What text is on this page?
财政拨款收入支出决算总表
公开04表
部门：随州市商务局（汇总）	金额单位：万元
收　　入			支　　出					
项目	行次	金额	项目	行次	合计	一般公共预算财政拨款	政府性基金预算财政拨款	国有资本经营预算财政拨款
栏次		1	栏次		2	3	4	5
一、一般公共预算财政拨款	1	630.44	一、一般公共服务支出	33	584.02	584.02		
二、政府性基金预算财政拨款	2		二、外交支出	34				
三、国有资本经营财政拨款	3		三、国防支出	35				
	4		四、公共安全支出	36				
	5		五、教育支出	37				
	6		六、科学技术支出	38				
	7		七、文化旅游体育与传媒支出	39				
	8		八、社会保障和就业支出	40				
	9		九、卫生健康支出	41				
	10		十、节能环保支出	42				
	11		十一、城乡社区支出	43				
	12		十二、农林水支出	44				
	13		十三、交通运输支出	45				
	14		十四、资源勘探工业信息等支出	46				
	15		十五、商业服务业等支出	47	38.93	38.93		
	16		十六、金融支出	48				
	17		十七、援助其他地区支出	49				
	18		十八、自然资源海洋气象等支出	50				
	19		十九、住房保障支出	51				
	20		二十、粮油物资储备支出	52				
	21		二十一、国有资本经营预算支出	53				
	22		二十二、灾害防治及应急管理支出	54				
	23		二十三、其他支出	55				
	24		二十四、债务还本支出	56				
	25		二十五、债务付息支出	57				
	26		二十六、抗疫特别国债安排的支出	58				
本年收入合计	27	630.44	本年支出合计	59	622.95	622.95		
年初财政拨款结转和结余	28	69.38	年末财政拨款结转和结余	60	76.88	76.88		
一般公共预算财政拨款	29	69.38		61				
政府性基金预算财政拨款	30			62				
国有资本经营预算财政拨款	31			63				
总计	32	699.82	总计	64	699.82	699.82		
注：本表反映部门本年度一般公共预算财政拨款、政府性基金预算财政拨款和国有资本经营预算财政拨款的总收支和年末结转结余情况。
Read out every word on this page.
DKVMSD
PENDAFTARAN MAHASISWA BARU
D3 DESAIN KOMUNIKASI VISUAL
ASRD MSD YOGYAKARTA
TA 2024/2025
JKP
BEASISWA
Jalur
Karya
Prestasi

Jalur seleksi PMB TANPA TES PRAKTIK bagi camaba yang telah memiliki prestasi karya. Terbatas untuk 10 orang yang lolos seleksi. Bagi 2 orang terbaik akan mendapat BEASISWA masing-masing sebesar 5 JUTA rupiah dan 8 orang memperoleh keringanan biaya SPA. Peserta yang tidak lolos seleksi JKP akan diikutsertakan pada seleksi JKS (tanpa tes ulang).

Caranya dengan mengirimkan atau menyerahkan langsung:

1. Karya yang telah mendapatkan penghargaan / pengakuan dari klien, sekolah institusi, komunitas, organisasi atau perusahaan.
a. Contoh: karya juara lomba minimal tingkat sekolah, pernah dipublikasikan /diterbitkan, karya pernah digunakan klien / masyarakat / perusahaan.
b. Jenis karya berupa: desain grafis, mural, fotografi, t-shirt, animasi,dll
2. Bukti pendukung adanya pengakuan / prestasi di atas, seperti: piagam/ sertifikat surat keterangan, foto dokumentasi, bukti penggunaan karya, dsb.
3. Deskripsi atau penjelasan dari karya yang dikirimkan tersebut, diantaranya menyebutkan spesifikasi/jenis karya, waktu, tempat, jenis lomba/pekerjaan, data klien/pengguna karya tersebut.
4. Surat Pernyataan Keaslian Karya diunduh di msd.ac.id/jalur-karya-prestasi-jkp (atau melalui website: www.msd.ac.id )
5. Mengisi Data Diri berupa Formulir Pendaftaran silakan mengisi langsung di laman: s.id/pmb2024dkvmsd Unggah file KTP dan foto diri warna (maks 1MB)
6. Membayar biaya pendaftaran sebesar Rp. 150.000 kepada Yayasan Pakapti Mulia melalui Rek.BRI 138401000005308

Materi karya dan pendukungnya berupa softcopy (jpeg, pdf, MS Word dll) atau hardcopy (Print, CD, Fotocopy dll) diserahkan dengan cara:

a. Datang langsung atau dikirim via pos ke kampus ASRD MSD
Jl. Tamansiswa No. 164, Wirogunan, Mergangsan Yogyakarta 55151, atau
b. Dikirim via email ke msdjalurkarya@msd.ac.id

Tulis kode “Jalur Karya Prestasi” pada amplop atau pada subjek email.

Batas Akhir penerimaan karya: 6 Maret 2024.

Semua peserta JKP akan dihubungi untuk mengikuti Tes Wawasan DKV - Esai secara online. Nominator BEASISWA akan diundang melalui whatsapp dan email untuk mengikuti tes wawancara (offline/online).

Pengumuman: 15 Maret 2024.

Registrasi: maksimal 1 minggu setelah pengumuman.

________________________________________

Only a number is needed: how many lines of the material above contain "atau"?

8